* **Information given**:
-- Begin --

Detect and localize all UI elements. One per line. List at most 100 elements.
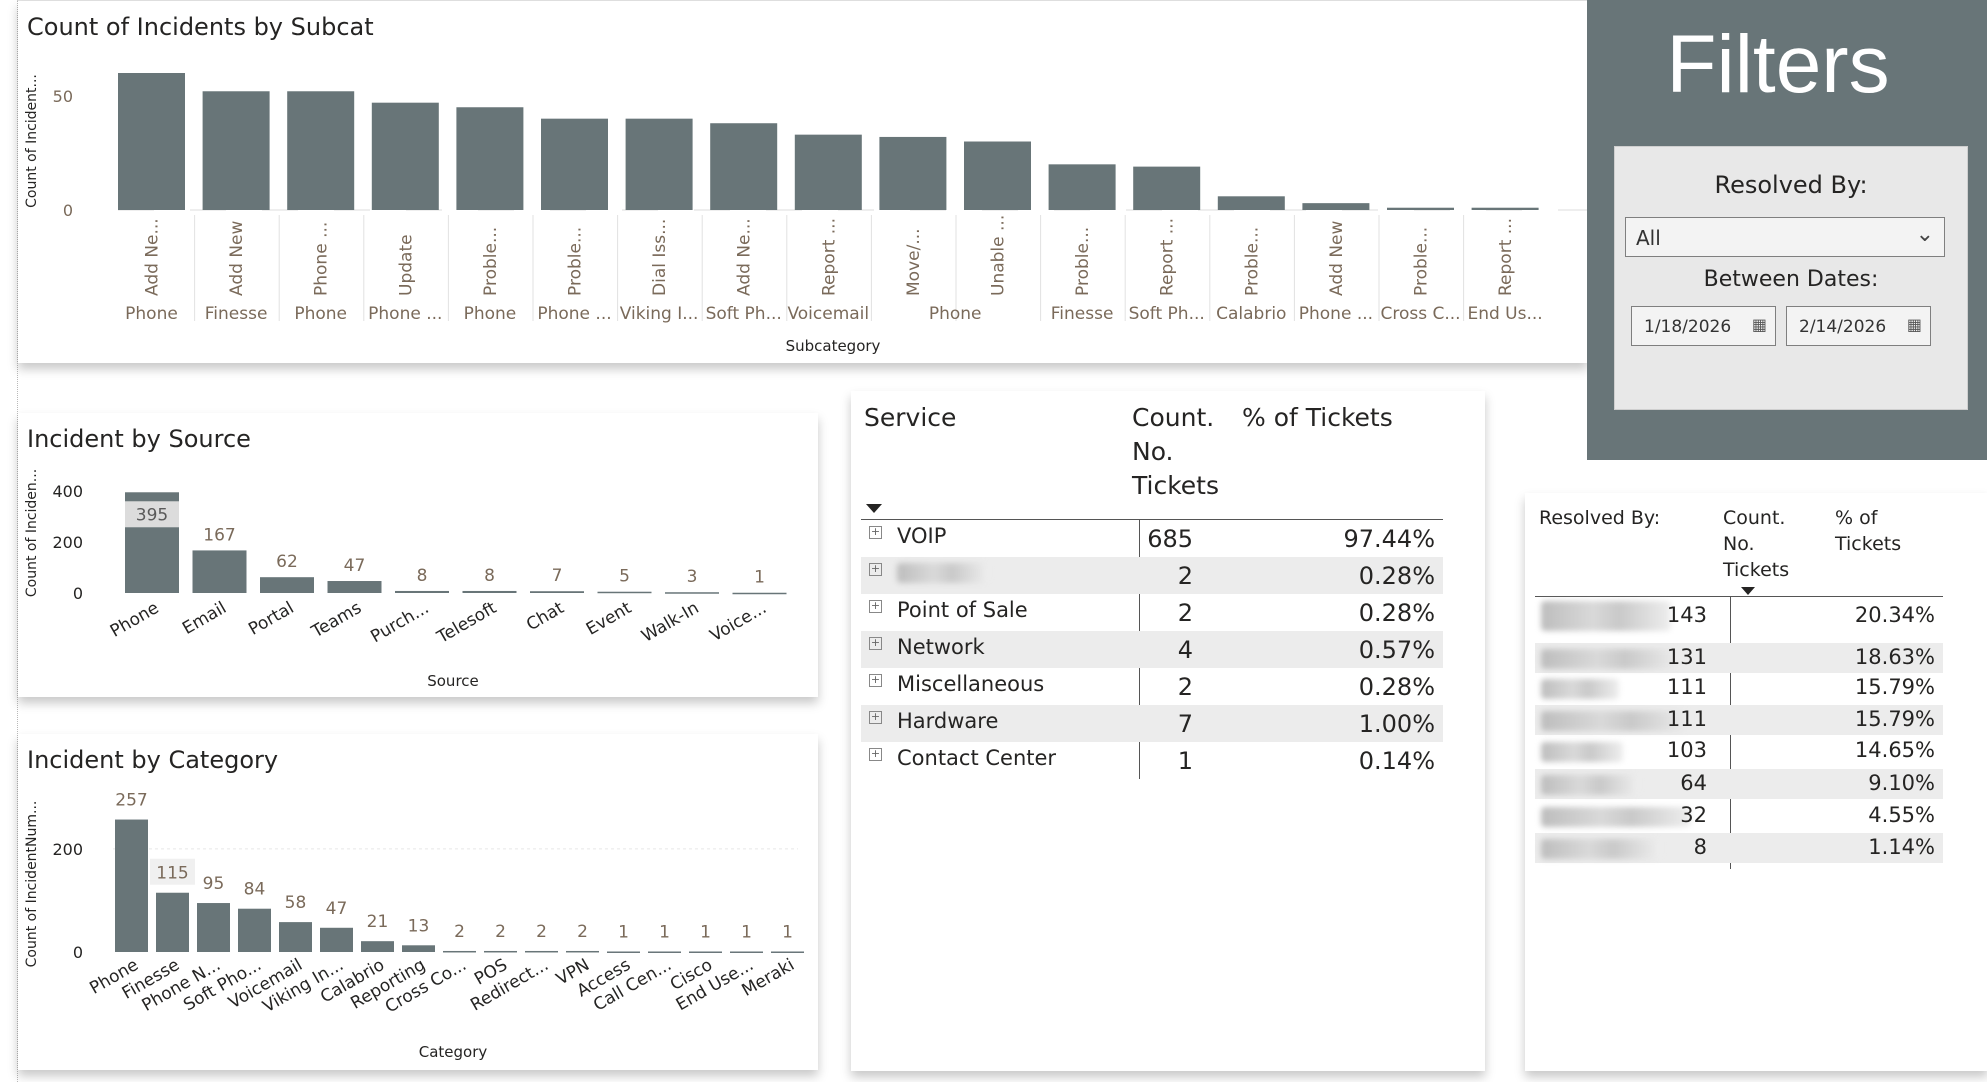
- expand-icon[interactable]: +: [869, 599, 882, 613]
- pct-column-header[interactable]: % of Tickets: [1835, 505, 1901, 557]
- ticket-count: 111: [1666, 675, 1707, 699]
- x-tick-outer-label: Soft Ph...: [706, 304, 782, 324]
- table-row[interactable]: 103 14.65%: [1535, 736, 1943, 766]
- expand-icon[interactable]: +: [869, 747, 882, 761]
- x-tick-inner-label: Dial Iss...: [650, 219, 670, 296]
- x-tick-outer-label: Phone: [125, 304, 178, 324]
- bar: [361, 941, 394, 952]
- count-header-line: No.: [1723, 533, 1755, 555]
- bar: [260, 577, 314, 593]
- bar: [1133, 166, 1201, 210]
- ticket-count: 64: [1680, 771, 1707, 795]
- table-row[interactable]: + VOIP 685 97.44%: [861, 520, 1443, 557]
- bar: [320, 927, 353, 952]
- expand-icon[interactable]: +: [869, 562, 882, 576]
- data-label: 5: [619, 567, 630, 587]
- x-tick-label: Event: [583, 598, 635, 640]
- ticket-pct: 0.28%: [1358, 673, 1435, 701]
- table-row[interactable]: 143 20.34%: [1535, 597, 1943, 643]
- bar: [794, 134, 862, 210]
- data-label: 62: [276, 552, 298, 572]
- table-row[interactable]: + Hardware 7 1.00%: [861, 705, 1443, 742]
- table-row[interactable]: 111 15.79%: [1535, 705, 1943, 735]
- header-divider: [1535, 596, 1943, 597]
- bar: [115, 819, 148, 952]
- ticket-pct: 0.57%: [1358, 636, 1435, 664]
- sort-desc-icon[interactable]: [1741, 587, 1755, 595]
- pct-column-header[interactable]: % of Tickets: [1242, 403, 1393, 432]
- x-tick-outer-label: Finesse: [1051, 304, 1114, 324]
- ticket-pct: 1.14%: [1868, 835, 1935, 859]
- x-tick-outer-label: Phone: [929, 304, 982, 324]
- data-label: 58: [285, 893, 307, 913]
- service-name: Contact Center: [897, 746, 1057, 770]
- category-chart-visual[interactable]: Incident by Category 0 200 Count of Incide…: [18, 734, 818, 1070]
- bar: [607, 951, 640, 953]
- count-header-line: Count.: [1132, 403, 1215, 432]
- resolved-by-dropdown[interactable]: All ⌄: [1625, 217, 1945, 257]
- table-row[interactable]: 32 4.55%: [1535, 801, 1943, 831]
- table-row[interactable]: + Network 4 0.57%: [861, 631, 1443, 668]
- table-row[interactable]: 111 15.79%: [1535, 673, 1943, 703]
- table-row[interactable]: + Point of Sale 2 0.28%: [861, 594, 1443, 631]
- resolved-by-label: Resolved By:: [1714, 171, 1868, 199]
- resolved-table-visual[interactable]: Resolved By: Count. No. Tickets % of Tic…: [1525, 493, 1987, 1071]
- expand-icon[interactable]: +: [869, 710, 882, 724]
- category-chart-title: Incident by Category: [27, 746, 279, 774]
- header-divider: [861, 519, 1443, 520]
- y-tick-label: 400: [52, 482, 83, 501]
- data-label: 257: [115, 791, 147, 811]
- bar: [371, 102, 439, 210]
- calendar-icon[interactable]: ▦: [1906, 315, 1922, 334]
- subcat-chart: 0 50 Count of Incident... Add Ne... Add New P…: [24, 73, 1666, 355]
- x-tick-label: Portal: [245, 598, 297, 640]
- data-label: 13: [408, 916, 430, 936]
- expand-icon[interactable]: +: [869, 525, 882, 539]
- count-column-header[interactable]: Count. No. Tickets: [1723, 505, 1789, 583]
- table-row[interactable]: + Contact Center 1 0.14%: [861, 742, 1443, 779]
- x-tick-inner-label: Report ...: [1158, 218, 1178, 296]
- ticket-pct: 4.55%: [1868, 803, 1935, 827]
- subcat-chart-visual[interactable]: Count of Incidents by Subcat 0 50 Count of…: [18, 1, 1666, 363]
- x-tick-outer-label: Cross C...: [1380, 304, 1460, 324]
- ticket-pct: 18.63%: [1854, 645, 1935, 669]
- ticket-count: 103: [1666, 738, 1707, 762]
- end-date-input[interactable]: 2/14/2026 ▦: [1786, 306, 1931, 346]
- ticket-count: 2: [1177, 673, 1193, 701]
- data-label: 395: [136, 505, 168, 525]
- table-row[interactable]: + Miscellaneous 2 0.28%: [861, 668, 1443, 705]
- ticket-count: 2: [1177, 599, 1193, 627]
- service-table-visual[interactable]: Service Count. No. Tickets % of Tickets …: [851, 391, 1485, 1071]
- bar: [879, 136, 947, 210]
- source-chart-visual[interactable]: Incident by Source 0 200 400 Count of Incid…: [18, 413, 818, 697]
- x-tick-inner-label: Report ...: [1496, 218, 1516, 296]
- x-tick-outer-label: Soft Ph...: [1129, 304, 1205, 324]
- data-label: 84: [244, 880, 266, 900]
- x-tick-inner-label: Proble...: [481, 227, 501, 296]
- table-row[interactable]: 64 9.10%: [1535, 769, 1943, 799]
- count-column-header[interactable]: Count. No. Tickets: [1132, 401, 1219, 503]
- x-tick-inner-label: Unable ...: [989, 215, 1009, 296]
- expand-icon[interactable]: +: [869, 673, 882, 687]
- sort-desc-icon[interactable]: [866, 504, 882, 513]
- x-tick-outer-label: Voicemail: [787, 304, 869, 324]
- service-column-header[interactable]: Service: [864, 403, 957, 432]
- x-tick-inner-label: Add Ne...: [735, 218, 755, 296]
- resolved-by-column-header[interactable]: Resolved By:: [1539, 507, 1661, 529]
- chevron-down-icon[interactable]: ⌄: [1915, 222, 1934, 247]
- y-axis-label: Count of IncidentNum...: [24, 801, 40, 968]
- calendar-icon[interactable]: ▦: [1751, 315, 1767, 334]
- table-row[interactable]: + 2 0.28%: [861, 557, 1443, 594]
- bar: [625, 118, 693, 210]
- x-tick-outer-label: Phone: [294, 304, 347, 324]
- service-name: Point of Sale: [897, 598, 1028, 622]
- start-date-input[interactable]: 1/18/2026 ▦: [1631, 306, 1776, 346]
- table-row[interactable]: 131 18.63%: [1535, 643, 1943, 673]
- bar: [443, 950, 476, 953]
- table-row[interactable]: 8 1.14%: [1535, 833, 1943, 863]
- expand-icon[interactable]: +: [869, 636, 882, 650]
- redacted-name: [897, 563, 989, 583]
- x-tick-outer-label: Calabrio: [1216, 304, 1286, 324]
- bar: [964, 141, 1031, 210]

-- End --
-- Begin --

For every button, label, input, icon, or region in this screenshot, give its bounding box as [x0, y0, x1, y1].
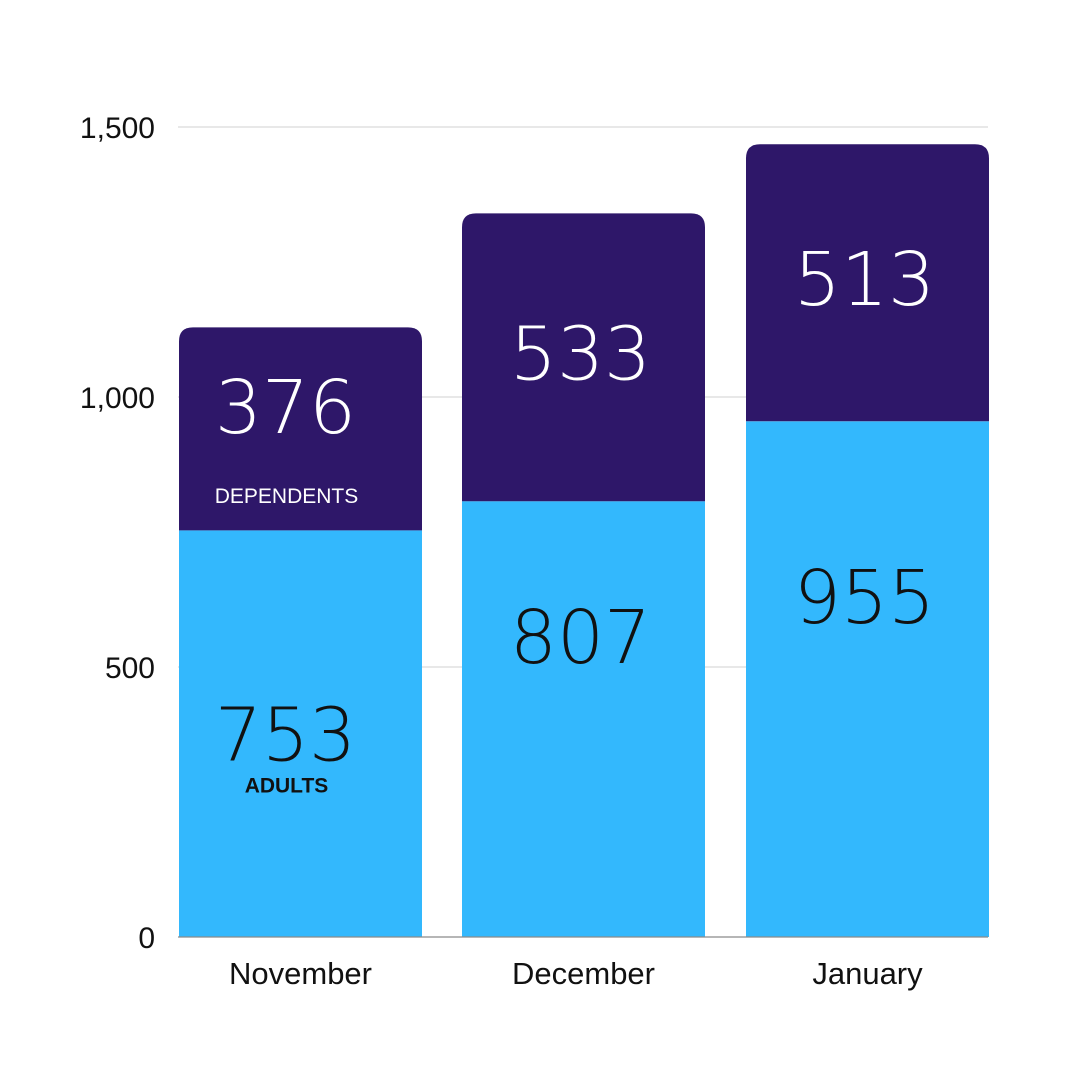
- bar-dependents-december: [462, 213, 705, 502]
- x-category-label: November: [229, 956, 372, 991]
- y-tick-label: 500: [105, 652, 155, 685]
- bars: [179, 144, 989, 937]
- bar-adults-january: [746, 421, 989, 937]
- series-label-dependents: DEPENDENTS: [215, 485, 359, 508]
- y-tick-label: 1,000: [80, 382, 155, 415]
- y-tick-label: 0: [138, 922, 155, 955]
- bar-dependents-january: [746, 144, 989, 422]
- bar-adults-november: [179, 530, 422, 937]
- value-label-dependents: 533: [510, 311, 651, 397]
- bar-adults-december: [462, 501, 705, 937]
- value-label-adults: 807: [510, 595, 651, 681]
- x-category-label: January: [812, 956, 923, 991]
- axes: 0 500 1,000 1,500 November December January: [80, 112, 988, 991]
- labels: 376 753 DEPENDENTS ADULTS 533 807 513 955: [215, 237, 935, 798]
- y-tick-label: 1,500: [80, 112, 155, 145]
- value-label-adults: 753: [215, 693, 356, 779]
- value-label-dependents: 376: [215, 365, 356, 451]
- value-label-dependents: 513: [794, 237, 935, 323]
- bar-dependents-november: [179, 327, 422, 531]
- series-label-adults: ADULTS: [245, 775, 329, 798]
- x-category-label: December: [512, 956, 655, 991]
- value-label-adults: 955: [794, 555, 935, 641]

-- End --

* **What you will do**: Reproduce the lines from the one containing "- expand-icon[interactable]: +: [869, 599, 882, 613]" through the one containing "- service-name: Contact", including both of those lines.

* **Correct output**:
- expand-icon[interactable]: +: [869, 599, 882, 613]
- pct-column-header[interactable]: % of Tickets: [1835, 505, 1901, 557]
- ticket-count: 111: [1666, 675, 1707, 699]
- x-tick-outer-label: Soft Ph...: [706, 304, 782, 324]
- table-row[interactable]: 103 14.65%: [1535, 736, 1943, 766]
- expand-icon[interactable]: +: [869, 747, 882, 761]
- x-tick-inner-label: Dial Iss...: [650, 219, 670, 296]
- x-tick-outer-label: Phone: [125, 304, 178, 324]
- bar: [361, 941, 394, 952]
- count-header-line: No.: [1723, 533, 1755, 555]
- bar: [260, 577, 314, 593]
- bar: [1133, 166, 1201, 210]
- ticket-count: 64: [1680, 771, 1707, 795]
- table-row[interactable]: + VOIP 685 97.44%: [861, 520, 1443, 557]
- bar: [320, 927, 353, 952]
- expand-icon[interactable]: +: [869, 562, 882, 576]
- data-label: 5: [619, 567, 630, 587]
- x-tick-label: Event: [583, 598, 635, 640]
- ticket-pct: 0.28%: [1358, 673, 1435, 701]
- table-row[interactable]: 143 20.34%: [1535, 597, 1943, 643]
- bar: [794, 134, 862, 210]
- data-label: 62: [276, 552, 298, 572]
- table-row[interactable]: + Hardware 7 1.00%: [861, 705, 1443, 742]
- table-row[interactable]: 111 15.79%: [1535, 705, 1943, 735]
- header-divider: [1535, 596, 1943, 597]
- bar: [115, 819, 148, 952]
- ticket-pct: 0.57%: [1358, 636, 1435, 664]
- sort-desc-icon[interactable]: [1741, 587, 1755, 595]
- pct-column-header[interactable]: % of Tickets: [1242, 403, 1393, 432]
- x-tick-outer-label: Finesse: [1051, 304, 1114, 324]
- ticket-pct: 1.14%: [1868, 835, 1935, 859]
- x-tick-outer-label: Phone: [929, 304, 982, 324]
- data-label: 58: [285, 893, 307, 913]
- service-name: Contact Center: [897, 746, 1057, 770]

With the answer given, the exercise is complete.